- **TASK**: List all lines in the material below that contain "Instructor".
---------------
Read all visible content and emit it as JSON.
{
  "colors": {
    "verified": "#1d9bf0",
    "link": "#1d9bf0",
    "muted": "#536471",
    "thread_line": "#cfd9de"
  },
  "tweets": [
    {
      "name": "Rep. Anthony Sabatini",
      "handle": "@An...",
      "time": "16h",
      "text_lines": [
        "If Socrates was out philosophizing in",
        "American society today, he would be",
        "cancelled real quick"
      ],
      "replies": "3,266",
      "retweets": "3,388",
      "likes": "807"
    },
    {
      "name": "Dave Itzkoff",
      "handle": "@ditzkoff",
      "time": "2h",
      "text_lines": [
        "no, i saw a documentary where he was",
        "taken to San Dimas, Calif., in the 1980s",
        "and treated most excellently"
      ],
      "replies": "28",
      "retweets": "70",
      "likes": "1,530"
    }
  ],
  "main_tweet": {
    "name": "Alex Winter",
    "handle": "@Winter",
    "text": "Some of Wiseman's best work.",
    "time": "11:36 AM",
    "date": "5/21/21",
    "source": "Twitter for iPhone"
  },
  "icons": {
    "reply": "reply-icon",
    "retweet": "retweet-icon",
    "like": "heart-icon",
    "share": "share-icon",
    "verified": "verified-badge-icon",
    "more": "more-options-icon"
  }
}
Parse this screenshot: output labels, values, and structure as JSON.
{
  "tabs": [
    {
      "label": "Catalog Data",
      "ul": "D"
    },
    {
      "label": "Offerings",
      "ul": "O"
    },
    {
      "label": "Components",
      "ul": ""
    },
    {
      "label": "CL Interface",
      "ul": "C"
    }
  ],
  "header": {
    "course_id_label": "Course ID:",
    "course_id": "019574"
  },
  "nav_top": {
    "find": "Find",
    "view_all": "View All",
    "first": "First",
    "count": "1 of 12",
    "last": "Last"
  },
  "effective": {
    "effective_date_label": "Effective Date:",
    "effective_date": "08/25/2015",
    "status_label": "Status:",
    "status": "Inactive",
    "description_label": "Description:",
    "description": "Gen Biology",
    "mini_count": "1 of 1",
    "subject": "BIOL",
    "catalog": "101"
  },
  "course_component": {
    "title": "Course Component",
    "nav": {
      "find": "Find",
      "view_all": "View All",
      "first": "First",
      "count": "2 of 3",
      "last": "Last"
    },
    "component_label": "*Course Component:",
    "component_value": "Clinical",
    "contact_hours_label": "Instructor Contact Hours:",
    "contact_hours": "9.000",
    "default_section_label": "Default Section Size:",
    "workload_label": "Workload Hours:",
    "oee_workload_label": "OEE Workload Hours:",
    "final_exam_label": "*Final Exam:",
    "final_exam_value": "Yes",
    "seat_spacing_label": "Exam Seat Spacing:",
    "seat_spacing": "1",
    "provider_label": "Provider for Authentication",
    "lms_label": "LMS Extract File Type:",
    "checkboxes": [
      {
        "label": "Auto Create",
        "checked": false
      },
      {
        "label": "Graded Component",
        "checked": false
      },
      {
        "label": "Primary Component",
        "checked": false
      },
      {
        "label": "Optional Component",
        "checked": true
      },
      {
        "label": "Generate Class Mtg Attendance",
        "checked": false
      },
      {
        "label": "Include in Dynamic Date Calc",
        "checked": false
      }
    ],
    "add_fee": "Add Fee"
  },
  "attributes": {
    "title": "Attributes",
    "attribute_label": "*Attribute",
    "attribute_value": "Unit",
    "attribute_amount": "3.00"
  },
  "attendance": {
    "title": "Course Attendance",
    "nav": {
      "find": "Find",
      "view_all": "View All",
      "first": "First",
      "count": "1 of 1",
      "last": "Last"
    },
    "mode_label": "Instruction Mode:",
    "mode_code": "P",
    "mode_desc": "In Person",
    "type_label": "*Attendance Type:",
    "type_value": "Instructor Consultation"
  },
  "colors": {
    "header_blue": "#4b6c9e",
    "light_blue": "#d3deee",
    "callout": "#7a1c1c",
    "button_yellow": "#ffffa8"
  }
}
---------------
- **CORRECT ANSWER**:
    "contact_hours_label": "Instructor Contact Hours:",
    "type_value": "Instructor Consultation"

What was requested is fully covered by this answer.